* _Data in this exercise_:
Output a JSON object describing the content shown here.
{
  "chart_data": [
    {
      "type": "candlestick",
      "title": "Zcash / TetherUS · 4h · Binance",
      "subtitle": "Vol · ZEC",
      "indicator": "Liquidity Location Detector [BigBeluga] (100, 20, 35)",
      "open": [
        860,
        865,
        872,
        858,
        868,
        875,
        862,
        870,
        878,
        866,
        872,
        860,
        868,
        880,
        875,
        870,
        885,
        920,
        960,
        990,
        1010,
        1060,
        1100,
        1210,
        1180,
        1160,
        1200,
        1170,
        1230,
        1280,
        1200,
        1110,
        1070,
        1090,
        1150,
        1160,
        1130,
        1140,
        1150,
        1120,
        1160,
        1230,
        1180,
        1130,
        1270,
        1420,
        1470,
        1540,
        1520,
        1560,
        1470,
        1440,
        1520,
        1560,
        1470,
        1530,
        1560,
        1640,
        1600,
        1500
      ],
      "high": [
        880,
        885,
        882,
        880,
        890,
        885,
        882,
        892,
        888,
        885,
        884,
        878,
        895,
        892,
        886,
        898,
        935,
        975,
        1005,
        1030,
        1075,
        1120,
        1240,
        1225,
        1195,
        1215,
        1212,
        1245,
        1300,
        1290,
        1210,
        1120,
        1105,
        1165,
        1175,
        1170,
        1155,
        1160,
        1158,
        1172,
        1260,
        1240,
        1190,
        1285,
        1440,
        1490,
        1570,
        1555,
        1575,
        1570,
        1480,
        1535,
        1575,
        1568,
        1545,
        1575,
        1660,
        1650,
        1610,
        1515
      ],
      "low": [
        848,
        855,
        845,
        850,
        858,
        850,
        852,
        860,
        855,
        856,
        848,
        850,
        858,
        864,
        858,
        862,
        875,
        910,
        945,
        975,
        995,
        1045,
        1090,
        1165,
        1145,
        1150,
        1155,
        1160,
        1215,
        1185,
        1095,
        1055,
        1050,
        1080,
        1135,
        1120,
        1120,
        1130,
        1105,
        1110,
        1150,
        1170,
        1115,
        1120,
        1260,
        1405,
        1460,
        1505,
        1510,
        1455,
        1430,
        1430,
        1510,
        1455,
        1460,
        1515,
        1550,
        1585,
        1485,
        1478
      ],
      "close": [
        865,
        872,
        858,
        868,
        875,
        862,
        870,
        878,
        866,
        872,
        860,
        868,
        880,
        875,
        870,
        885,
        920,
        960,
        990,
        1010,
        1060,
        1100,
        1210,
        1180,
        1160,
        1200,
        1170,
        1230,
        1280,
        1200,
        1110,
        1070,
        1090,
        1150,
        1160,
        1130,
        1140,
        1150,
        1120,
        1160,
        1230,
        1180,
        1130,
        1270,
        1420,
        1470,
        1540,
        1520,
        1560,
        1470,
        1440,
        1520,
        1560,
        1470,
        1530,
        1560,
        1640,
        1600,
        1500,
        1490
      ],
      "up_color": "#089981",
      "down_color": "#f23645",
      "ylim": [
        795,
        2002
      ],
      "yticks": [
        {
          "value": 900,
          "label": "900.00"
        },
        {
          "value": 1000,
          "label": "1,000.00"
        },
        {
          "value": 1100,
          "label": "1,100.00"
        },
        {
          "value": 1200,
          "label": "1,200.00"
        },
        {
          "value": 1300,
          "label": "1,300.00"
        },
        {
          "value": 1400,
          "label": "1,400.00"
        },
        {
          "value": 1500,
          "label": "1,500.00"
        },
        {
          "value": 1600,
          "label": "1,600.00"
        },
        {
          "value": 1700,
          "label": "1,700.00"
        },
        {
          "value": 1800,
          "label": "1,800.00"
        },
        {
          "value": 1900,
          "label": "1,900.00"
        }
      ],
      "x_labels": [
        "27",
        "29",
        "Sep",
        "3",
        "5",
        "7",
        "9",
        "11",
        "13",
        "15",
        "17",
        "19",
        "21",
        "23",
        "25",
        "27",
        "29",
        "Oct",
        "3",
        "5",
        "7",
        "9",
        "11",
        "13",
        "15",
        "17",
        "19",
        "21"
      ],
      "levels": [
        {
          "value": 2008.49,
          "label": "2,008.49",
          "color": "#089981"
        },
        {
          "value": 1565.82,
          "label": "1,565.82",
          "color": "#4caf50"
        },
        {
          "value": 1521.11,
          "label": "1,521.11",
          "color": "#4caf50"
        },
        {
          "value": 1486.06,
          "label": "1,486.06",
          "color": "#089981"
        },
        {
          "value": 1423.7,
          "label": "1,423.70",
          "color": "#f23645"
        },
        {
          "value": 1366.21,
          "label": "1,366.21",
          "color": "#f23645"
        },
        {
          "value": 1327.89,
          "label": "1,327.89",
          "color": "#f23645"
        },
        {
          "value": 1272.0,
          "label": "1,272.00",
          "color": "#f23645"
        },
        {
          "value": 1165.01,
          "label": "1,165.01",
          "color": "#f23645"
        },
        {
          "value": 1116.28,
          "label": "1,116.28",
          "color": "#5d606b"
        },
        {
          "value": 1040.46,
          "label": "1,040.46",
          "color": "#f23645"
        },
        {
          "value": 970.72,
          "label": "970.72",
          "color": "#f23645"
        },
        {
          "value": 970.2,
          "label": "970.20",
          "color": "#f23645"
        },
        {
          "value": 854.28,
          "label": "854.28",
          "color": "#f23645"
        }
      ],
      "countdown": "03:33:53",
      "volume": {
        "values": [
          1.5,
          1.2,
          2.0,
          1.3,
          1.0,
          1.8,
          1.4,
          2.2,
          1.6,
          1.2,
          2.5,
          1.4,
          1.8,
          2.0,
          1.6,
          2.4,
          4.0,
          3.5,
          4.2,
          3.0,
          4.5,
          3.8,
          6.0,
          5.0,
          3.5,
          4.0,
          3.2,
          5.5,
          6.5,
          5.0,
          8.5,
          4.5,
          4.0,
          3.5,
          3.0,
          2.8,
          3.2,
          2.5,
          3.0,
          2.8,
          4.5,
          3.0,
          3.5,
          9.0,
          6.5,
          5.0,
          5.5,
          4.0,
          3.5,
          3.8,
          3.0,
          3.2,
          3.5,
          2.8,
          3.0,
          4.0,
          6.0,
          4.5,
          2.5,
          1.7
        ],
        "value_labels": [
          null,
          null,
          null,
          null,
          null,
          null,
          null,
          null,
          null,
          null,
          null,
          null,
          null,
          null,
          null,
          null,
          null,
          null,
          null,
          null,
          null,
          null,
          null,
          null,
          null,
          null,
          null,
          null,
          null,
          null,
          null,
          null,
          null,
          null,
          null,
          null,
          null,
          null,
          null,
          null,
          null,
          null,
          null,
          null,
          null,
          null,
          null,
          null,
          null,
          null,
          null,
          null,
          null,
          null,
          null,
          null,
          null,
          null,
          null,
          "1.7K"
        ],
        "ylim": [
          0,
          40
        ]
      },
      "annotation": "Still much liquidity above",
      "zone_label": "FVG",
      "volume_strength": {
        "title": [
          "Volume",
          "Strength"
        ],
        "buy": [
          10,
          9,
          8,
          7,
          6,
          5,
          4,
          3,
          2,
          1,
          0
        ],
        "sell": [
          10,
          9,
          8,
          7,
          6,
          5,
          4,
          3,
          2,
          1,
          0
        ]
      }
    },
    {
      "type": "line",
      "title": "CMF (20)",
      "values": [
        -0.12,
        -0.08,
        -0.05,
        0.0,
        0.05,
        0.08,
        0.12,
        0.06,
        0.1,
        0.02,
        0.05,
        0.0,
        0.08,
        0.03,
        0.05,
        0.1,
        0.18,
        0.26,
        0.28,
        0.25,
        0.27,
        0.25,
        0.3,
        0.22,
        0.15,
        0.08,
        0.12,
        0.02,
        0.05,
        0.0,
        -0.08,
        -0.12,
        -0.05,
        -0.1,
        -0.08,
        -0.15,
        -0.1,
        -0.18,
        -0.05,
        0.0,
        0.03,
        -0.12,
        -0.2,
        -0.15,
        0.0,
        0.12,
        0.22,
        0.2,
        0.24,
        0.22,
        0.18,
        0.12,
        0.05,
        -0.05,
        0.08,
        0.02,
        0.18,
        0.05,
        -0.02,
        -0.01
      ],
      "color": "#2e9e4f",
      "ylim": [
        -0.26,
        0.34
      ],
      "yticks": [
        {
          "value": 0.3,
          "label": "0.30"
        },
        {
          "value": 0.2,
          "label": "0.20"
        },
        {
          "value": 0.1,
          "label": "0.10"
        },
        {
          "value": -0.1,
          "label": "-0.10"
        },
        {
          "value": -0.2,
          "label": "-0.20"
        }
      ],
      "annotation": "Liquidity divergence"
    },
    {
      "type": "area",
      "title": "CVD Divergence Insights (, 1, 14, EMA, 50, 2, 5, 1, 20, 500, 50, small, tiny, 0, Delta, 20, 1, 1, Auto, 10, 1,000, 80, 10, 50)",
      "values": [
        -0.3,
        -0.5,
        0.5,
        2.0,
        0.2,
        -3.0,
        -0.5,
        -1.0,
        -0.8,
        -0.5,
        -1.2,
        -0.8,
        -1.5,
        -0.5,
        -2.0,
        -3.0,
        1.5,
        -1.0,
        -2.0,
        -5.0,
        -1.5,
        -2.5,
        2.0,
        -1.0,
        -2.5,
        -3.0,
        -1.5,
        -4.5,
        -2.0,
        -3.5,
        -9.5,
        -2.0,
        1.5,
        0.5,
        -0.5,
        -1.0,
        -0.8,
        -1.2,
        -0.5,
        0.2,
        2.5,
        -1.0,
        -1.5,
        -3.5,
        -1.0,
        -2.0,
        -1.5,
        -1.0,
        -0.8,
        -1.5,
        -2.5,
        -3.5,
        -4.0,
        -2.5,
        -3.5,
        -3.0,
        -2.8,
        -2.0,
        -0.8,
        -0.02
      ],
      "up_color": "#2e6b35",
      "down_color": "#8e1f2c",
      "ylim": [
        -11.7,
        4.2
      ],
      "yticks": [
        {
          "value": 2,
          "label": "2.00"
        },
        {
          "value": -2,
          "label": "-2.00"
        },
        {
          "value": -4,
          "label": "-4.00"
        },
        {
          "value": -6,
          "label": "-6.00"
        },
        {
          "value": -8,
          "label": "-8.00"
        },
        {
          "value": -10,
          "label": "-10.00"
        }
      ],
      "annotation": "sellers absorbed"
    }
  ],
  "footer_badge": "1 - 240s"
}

* _The exercise_: Spot every line that holds "annotation" and copy it.

* _Solution to this exercise_:
      "annotation": "Still much liquidity above",
      "annotation": "Liquidity divergence"
      "annotation": "sellers absorbed"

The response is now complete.